§ Soal Latihan
Ekstrak tanpa perubahan bagian dari kutipan tentang prediksi financial distress di bawah ini, dimulai pada kata-kata yang memuat "Kedua hal tersebut" dan berhenti setelah "bankruptcy)".

§ Kutipan Dokumen
Kedua hal tersebut merupakan bagian dari
manajemen modal kerja sebab akan mempengaruhi liquiditas perusahaan, menyangkut dengan manajemen piutang dan kewajiban jangka pendek kepada vendor. Perusahaan yang besar pada umumnya mempunyai angka credit risk yang kecil, artinya jauh dari kemungkinan kebangkrutan. Alasannya adalah perusahaan yang besar mempunyai assets yang banyak dan kredibilitas yang tinggi di lingkungan bisnis. Dengan demikian back up keuangan dari bank atau lembaga keuangan lainnya juga sangat meyakinkan bila dibandingkan dengan perusahaan kecil yang belum banyak mendapat kepercayaan/support dari bank atau lembaga keuangan. Penelitian terdahulu yang dilakukan oleh Altman (1968) dengan tujuan untuk memprediksi
financial
distress
(khususnya
dalam
bankruptcy)
menggunakan
discriminant analysis yang dikenal dengan istilah Z-Score. Penelitian tersebut menggunakan lima rasio keuangan: working capital to total assets, retained earning to total assets, earning before interest and taxes (EBIT) to total assets, market value of equity to total liabilities dan sales to total assets. Kemudian Altman melanjutkan penelitian kedua yang bertujuan untuk memprediksi financial distress dengan model (ZETA) pada tahun 1976 dengan menggunakan rasio keuangan klasik penemuan Beaver
(1967) dalam menentukan credit-wothiness dengan multi descriminant analysis (MDA). Kajian ini berbeda dengan yang dilakukan oleh Atman dalam perluasan rasio-rasio keuangan dan alat analisis dalam memprediksi financial distress. Hofer (1980) dan Whitaker (1999) mendefinisikan financial distress sebagai suatu kondisi perusahaan mengalami laba bersih (net income) negatif selama beberapa tahun secara berturut-turut. Sedangkan Fitzpatrick (2004) melakukan prediksi financial distress dengan tiga variabel utama yaitu ukuran dari asset perusahaan, besarnya leverage dan standar deviasi dari asset. Di Indonesia, penelitian yang dilakukan oleh Almilia (2004) mendefinisikan kondisi financial distress sebagai suatu kondisi dimana perusahaan mengalami delisted akibat laba bersih dan nilai buku ekuitas negatif selama beberapa tahun berturut-turut serta perusahaan tersebut telah di merger dengan perusahaan lain. 1.2. Perumusan Masalah Berdasarkan latar belakang yang telah diuraikan diatas menunjukkan bahwa perusahaan di Indonesia pada umumnya sangat rentan dengan pengaruh eksternal. Contohnya seperti penghapusan subsidi bahan bakar dan pengaruh global financial crisis pada awal triwulan IV tahun 2007 yang menyebabkan kesulitan likuiditas dan menurunnya kemampuan perusahaan dalam memenuhi kewajiban pembayaran kepada pihak bank sebagai penyandang dana dalam kegiatan usaha. Hal tersebut ditunjukkan dengan meningkatnya non performing loan (NPL) perbankan di Indonesia. Selain itu pengaruh internal penyebab terjadinya financial distress yaitu kondisi internal dari perusahaan itu sendiri yang dapat mempengaruhi kinerja keuangan perusahaan.

§ Materi yang Diberikan
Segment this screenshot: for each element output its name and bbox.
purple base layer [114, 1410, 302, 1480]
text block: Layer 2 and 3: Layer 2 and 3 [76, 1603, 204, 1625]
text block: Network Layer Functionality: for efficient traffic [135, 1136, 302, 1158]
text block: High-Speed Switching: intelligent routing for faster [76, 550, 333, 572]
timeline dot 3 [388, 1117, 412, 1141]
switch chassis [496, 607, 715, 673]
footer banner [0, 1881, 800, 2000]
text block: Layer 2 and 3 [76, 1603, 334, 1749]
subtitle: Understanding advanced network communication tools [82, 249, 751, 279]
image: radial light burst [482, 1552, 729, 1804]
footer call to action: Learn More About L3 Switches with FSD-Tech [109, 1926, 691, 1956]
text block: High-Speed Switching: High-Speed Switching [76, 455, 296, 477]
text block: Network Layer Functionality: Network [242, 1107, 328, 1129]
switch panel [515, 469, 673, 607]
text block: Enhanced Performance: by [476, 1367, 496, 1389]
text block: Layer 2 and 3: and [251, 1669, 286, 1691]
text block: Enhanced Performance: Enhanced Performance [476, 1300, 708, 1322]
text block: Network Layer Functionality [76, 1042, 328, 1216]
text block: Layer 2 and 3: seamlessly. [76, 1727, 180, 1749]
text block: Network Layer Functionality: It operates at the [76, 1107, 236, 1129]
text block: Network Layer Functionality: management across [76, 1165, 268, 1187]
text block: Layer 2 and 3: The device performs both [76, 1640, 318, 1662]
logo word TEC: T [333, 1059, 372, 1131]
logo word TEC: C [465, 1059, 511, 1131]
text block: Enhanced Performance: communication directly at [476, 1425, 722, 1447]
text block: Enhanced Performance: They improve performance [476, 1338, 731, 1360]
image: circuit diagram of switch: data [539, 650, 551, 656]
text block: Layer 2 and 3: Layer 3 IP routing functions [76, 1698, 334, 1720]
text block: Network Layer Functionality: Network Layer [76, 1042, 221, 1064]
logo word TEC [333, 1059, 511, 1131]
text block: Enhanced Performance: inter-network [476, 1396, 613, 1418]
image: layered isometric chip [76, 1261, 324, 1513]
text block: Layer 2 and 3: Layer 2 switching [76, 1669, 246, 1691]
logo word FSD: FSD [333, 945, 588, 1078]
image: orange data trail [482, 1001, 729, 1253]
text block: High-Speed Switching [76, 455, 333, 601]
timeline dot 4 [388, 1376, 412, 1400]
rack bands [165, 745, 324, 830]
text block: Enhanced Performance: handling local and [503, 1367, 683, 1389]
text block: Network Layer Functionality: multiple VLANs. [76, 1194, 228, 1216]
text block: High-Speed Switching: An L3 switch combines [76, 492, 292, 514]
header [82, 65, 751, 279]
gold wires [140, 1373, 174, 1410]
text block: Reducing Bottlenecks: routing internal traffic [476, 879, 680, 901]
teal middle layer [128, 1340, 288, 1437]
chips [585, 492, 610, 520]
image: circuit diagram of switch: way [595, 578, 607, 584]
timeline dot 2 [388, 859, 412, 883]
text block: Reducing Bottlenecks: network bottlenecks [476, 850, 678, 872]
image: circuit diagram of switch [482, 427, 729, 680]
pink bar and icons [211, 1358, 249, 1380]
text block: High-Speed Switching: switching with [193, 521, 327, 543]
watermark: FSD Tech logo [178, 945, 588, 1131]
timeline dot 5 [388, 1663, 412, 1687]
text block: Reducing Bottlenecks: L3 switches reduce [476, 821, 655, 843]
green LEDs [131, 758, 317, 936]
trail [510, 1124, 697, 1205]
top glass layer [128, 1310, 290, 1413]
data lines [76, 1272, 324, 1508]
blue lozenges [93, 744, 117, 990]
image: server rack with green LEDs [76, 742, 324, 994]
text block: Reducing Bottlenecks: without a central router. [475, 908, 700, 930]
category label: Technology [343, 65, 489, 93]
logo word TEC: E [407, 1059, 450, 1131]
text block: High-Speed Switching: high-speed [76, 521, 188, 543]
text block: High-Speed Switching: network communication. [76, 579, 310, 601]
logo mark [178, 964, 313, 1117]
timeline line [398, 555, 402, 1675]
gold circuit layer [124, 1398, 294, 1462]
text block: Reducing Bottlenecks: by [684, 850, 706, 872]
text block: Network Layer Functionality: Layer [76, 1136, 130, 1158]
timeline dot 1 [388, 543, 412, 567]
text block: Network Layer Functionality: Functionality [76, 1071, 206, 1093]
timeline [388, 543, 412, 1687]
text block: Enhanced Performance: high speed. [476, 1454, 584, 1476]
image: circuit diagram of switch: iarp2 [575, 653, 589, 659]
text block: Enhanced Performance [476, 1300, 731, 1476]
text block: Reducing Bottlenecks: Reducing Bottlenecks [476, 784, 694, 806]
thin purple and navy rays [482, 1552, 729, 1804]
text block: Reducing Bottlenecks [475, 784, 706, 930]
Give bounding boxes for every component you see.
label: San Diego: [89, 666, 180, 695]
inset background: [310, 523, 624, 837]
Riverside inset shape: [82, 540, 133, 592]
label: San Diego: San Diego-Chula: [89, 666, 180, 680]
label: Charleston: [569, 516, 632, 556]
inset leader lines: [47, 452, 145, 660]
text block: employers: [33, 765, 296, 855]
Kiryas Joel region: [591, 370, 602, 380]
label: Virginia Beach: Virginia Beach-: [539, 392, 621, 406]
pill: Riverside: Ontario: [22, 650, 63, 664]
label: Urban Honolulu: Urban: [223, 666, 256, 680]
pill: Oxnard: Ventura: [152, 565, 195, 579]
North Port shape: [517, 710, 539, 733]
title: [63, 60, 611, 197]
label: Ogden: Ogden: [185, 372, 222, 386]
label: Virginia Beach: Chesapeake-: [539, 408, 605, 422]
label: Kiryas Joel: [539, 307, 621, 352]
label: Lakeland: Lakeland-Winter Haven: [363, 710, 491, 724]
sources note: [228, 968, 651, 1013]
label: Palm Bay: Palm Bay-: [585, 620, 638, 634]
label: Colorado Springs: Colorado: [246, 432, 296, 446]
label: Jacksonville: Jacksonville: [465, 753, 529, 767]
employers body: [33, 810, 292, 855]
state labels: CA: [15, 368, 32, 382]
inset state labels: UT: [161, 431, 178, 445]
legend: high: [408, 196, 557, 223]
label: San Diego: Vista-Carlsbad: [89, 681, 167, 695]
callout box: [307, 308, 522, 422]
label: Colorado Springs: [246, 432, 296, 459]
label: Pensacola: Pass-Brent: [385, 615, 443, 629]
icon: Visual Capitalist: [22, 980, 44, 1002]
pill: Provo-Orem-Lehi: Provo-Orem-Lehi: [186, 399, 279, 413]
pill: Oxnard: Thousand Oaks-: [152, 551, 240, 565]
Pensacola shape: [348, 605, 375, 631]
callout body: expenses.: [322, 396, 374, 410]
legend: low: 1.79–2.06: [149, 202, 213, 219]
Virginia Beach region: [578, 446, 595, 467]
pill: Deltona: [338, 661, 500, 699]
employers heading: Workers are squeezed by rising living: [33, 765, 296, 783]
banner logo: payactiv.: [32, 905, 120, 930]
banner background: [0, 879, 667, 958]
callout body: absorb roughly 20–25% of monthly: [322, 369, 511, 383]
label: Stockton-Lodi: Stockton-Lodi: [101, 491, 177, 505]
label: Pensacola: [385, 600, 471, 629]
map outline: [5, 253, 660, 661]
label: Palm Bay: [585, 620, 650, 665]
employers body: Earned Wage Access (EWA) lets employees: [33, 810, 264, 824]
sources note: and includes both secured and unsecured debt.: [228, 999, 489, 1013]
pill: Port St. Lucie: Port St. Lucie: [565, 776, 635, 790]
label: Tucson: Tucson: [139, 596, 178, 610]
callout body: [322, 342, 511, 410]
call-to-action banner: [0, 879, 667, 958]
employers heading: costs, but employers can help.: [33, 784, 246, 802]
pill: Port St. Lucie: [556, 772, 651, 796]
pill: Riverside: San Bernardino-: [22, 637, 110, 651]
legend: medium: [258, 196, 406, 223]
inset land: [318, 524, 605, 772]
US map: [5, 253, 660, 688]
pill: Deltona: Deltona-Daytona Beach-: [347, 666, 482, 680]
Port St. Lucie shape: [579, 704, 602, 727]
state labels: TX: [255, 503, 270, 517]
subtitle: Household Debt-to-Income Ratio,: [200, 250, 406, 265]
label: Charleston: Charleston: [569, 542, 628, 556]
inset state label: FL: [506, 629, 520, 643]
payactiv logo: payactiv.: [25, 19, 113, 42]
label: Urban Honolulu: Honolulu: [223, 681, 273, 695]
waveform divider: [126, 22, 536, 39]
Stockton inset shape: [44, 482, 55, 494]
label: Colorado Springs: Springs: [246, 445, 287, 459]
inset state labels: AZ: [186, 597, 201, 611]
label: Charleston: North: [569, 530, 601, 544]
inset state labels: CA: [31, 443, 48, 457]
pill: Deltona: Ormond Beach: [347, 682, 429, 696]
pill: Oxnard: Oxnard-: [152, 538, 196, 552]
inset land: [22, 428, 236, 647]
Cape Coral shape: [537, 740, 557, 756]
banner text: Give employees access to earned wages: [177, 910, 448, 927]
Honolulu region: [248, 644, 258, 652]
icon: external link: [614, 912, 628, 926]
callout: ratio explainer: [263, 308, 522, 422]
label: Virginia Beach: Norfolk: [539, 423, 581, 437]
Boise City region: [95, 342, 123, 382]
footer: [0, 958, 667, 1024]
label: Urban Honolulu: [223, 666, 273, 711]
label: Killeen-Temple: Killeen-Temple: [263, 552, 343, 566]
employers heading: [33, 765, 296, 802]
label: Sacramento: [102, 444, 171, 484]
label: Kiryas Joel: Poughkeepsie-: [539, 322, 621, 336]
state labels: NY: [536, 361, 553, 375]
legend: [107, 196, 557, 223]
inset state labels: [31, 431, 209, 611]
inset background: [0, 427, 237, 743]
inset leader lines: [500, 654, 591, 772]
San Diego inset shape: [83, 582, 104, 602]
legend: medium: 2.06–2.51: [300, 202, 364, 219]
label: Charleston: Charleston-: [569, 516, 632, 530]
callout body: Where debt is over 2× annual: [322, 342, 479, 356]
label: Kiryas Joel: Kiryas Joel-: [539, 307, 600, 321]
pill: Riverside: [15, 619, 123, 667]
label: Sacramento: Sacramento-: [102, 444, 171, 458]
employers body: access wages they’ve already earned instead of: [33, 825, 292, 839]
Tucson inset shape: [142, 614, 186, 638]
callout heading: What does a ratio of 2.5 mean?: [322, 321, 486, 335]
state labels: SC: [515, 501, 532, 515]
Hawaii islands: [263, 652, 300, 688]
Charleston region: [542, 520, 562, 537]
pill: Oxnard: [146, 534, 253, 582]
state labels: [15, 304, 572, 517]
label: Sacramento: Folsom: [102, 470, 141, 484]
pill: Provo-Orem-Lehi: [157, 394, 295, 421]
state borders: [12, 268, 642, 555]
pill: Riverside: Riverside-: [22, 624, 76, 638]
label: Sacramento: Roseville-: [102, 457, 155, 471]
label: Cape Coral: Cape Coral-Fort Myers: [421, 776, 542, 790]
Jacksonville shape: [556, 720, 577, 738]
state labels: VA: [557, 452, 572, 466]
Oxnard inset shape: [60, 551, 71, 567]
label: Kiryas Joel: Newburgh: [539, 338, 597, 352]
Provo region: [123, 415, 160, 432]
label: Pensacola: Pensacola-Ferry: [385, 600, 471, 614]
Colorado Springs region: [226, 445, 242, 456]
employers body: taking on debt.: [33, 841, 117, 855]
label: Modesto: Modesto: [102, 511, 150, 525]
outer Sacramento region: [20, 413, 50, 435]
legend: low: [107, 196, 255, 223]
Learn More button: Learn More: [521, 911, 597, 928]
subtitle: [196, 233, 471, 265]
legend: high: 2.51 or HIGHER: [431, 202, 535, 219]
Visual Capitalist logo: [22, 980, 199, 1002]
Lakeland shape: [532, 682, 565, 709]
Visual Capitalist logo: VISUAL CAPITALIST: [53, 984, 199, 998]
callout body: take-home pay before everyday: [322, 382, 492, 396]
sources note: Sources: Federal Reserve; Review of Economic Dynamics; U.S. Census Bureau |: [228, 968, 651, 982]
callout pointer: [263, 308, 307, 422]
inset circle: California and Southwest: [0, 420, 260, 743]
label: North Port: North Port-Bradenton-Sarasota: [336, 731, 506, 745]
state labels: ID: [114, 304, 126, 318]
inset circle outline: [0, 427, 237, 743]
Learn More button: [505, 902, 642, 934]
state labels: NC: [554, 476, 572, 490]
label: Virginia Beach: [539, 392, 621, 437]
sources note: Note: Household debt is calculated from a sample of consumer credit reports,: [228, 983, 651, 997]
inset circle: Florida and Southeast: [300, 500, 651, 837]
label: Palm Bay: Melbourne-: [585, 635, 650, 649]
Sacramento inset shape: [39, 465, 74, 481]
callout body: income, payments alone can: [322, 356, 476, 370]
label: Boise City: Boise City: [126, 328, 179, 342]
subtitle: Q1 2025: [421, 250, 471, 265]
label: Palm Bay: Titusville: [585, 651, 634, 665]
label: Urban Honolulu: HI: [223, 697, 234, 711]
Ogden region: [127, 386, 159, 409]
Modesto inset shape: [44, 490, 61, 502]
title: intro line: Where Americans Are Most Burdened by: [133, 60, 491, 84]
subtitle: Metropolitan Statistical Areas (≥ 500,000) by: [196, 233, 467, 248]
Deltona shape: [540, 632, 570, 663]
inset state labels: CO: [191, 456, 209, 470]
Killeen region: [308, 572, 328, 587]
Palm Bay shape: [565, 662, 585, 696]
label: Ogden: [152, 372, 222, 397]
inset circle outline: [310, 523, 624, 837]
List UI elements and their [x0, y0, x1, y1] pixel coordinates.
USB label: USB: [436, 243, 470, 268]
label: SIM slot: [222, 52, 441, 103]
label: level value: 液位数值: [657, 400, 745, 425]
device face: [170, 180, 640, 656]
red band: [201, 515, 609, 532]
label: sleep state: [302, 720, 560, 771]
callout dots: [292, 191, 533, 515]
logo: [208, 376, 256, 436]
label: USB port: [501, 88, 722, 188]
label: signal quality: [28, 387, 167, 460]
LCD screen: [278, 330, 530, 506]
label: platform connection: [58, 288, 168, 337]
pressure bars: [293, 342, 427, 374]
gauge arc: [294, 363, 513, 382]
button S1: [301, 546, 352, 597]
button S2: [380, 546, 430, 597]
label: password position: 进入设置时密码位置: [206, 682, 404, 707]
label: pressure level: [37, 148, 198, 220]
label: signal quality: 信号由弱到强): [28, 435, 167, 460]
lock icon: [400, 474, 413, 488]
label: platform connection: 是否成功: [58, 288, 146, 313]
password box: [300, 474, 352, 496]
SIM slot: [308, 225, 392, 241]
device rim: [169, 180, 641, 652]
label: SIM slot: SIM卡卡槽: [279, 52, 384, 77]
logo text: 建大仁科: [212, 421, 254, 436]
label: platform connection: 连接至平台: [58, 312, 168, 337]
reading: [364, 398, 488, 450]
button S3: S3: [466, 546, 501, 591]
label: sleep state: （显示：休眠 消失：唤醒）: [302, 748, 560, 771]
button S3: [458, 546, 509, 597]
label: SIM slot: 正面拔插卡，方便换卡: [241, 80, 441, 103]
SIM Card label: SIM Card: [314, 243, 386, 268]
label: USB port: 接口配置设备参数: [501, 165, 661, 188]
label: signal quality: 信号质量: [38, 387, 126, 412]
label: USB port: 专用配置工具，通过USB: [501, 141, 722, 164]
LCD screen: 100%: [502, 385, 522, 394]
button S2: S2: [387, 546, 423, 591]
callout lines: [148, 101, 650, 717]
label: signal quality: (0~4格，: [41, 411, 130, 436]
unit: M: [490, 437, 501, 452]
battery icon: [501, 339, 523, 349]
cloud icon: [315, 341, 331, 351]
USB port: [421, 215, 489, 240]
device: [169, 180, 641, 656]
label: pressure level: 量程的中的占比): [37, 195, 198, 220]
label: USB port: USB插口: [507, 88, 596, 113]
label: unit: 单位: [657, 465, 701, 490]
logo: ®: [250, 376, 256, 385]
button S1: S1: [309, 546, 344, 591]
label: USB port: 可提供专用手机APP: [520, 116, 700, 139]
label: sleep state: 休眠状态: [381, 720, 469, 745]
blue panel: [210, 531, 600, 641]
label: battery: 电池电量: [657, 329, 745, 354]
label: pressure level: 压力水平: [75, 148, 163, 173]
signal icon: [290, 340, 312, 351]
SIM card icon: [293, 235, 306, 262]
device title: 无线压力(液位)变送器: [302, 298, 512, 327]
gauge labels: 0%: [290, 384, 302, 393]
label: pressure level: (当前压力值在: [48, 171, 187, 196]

§ Jawaban Latihan
Kedua hal tersebut merupakan bagian dari
manajemen modal kerja sebab akan mempengaruhi liquiditas perusahaan, menyangkut dengan manajemen piutang dan kewajiban jangka pendek kepada vendor. Perusahaan yang besar pada umumnya mempunyai angka credit risk yang kecil, artinya jauh dari kemungkinan kebangkrutan. Alasannya adalah perusahaan yang besar mempunyai assets yang banyak dan kredibilitas yang tinggi di lingkungan bisnis. Dengan demikian back up keuangan dari bank atau lembaga keuangan lainnya juga sangat meyakinkan bila dibandingkan dengan perusahaan kecil yang belum banyak mendapat kepercayaan/support dari bank atau lembaga keuangan. Penelitian terdahulu yang dilakukan oleh Altman (1968) dengan tujuan untuk memprediksi
financial
distress
(khususnya
dalam
bankruptcy)